▸ Extract
Segment Open
Table 1 Summary of C. bowringi transcriptome assembly

Homology analysis and Gene Ontology (GO) annotation

Among the 41,761 unigenes, 18,903 were matched by a Blastx similarity of the entries in the NCBI non-redundant (nr) protein database, with a cut-off E-value of 10−5. The highest match percentage (54.60 %) was to Tribolium castaneum (red flour beetle) sequences followed by Dendroctonus ponderosae (16.70 %), Acyrthosiphon pisum (pea aphid) (2.50 %), Diaphorina citri (asian citrus psyllid) (1.90 %) and Bombyx mori (silkworm) (1.30 %) (Additional file 2: Figure S2).

Gene Ontology (GO) annotation was used to classify transcripts into functional groups according to the GO category. Of the 41,761 unigenes, 14,147 (33.87 %) could be annotated based on sequence similarity. In the molecular function category, the genes expressed in the antenna were mostly associated with binding, catalytic, and transporter activities. In the biological process category, cellular, metabolic, and single-organism processes were the most represented. In the cellular component category, cell, cell part, and organelle were the most abundant groups (Additional file 3: Figure S3).

Identification of candidate chemosensory genes

By similarity analysis, a total of 104 transcripts belonging to gene families putatively involved in insect chemoreception were identified, including OBPs (26 transcripts), CSPs (12 transcripts), SNMPs (four transcripts), ORs (43 transcripts), IRs (9 transcripts) and GRs (10 transcripts) (Tables 2 and 3). Compared with insects where the chemosensory genes had been identified by analyzing either the genome or transcriptome, the number of candidate chemosensory genes identified here in C. bowringi was similar to those in D. ponderosae (111) and more than I. typographus (80), but less than in T. castaneum (642) (Fig. 1).

Table 2 The Blastx Match of C. bowringi candidate OBPs, CSPs and SNMPs genes
Table 3 The Blastx Match of C. bowringi candidate ORs, IRs and GR genes
Fig. 1
figure 1

The number of chemosensory genes in different insect species. The digits by the histogram bars represent number of chemosensory genes in different subfamilies. A phylogenetic tree showing the phylogenetic relationships between these species is illustrated on the left. The data are obtained from the current study for C. bowringi and from the references [9, 10, 12, 15] for Tribolium castaneum, [20] for Ips typographus and Dendroctonus ponderosae, [21] for D. valens and [22] for Anomala corpulenta

OBPs

We identified 26 different transcripts encoding candidate OBPs in C. bowringi, which is less than that in D. ponderosae (31), but more than that in I. typographus (15), A. corpulenta (15), and D. valens (21). The results of the sequence analysis revealed 23 transcripts with a full-length open reading frame (ORF) with predicted signal peptide sequences, and CbowOBP3, 4, 24 corresponded to a partial sequence that encoded amino acids from 89 to 113. Except for CbowOBP18, the other 25 CbowOBPs identified were similar to known coleopteran OBPs (Table 2). Among the 26 CbowOBPs, CbowOBP5 showed the highest expression level (RPKM = 18323.68) (Additional file 4: Table S1)
Segment Closed
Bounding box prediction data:
Segment Open
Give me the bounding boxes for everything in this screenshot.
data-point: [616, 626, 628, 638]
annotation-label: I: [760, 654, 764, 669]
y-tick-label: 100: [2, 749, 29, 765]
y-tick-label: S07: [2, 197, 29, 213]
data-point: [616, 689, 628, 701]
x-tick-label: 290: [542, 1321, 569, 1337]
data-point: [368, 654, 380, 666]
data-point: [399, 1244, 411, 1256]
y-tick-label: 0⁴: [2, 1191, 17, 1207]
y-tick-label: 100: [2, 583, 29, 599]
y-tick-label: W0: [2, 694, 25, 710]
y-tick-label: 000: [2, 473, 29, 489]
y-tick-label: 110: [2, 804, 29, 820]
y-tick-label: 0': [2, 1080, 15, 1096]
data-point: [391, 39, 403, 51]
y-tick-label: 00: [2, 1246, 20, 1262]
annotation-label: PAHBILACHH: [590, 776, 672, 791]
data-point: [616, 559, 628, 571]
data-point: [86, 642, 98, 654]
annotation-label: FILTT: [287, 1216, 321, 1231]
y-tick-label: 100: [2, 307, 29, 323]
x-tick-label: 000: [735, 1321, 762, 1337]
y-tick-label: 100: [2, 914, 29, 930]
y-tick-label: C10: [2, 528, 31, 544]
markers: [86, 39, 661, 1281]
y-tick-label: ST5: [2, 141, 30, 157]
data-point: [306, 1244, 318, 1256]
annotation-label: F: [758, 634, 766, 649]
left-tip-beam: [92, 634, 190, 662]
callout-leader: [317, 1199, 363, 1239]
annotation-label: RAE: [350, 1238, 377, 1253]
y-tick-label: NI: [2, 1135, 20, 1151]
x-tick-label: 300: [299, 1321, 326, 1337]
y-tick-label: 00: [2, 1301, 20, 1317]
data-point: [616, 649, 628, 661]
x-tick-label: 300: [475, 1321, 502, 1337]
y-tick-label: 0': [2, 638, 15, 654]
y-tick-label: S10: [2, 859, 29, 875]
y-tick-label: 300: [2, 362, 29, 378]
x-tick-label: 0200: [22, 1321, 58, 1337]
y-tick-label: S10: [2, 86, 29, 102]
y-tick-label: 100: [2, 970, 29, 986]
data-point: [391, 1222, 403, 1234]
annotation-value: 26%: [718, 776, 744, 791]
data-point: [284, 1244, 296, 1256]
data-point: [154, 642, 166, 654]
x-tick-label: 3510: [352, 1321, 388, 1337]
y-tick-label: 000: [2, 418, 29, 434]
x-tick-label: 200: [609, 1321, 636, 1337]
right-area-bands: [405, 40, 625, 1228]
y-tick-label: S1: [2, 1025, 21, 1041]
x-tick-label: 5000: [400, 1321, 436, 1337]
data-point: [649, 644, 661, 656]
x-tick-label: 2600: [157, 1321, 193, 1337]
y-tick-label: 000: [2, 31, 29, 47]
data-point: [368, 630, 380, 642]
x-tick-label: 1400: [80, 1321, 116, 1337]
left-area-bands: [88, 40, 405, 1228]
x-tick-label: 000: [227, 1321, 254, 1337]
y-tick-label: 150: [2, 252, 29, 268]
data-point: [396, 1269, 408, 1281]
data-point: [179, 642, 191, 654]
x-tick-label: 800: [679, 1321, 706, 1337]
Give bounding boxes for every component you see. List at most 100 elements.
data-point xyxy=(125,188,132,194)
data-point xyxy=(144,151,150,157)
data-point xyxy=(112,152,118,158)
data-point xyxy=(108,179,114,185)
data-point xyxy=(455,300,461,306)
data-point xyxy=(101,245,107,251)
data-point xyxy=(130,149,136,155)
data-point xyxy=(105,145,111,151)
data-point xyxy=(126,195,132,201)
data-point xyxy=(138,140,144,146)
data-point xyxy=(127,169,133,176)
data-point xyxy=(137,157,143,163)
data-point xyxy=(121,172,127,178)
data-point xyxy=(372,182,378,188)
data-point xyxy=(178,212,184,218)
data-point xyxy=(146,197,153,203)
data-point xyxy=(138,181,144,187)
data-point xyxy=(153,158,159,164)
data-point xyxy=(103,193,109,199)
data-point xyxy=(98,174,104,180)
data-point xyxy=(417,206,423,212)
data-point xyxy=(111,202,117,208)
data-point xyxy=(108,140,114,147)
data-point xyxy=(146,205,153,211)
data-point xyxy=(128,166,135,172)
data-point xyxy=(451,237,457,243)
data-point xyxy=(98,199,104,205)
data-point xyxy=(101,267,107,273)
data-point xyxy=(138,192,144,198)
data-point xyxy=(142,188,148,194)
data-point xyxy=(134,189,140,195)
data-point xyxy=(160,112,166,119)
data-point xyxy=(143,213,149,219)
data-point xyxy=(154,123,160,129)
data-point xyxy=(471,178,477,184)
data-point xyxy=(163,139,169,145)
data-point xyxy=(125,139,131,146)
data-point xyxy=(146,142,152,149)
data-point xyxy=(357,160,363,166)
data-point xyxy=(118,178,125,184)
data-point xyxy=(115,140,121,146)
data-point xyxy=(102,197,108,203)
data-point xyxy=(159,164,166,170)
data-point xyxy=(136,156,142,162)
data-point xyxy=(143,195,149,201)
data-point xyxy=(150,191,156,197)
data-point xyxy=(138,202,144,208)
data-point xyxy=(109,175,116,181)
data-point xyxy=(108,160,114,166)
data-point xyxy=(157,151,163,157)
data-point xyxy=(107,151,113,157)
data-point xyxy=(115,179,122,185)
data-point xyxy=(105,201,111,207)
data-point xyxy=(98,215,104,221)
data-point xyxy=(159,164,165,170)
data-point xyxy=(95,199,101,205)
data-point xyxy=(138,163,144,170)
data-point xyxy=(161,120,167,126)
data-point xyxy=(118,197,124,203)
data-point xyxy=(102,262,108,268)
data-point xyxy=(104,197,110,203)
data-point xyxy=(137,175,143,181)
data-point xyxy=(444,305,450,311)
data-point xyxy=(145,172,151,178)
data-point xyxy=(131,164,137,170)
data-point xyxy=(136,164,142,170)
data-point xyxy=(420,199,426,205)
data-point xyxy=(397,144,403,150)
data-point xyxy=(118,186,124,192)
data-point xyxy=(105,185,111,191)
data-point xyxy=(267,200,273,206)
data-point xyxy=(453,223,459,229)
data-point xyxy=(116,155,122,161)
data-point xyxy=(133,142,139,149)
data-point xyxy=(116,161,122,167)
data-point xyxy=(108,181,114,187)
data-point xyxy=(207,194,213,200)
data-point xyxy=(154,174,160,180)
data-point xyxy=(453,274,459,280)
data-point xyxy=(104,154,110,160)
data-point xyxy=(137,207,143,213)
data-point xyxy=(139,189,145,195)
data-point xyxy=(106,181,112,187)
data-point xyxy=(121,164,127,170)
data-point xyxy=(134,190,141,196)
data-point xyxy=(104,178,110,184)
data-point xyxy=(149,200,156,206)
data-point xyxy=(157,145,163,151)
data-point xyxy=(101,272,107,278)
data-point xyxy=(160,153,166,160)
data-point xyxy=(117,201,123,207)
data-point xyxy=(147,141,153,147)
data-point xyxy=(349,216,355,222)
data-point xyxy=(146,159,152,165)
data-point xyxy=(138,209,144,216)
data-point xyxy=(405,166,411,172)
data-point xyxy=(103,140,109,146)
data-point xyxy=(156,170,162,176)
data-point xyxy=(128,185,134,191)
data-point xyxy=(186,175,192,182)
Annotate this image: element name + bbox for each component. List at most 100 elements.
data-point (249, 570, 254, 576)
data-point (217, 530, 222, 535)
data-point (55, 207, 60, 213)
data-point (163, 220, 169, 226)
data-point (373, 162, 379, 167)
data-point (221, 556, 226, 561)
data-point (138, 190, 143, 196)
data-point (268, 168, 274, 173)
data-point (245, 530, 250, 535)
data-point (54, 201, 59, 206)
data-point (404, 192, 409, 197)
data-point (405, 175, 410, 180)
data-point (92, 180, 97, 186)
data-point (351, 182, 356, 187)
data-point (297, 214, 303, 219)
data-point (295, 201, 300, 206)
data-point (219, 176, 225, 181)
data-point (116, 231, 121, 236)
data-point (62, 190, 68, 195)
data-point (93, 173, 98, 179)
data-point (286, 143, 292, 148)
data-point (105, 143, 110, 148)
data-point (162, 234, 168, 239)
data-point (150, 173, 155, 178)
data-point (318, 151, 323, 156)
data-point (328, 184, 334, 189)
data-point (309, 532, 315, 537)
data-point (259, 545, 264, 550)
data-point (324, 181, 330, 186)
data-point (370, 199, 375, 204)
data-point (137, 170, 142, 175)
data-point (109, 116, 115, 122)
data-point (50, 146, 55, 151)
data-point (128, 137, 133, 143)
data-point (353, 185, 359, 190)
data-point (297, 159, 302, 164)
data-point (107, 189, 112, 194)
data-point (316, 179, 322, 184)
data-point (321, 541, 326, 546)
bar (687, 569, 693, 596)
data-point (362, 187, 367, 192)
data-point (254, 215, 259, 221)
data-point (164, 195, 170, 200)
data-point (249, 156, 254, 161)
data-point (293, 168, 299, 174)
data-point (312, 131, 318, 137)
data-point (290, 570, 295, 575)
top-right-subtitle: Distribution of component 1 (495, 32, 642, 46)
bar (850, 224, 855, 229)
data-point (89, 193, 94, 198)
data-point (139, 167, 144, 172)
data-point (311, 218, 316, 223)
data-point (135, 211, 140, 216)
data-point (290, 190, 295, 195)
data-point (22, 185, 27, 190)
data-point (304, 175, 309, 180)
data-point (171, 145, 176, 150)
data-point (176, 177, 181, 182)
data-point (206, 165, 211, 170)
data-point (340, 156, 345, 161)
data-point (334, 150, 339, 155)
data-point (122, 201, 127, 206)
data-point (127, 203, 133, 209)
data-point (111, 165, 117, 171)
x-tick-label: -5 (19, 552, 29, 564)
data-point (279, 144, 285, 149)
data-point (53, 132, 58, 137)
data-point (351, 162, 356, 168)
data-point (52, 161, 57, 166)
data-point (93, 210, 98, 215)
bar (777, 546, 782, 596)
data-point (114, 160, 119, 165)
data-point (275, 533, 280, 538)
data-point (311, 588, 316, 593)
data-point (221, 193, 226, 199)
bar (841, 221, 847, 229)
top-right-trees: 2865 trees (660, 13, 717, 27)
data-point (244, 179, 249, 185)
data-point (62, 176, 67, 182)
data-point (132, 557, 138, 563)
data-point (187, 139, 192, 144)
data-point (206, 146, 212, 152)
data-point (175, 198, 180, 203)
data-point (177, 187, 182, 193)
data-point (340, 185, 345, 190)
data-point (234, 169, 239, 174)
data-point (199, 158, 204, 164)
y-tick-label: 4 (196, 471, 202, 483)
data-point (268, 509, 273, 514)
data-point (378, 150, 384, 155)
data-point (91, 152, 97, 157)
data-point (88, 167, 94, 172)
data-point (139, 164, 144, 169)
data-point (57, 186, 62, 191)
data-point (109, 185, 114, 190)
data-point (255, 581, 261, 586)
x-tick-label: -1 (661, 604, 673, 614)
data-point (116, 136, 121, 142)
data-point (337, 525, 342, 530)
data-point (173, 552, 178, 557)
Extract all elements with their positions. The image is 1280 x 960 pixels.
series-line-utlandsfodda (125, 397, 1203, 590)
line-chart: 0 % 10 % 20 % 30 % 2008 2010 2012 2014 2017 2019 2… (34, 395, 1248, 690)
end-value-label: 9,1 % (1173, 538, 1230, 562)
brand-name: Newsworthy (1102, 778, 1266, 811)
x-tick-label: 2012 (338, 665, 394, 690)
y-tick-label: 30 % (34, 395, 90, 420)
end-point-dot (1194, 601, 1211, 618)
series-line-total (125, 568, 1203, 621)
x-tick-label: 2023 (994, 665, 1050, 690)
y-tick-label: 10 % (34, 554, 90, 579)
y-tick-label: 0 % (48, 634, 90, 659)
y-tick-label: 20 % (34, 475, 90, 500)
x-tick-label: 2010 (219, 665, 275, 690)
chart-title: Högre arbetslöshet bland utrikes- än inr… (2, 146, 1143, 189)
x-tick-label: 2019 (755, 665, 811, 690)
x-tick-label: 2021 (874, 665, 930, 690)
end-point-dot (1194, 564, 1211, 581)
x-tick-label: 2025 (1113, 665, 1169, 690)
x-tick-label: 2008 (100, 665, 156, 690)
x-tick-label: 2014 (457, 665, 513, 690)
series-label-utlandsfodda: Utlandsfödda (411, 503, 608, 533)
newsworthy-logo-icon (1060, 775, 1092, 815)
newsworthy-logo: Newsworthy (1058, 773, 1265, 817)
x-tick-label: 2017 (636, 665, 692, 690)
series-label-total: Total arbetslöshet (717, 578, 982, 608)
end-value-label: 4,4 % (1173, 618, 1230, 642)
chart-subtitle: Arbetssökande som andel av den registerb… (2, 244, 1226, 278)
Segment Closed
▸ Your task
Answer these questions from the excerpt on the C. bowringi transcriptome:
1. How many unigenes were matched to entries in the NCBI non-redundant protein database?
2. How many transcripts of candidate ORs were identified?
3. Which CbowOBP showed the highest expression level?

▸ Answer to this task
1. 18,903
2. 43
3. CbowOBP5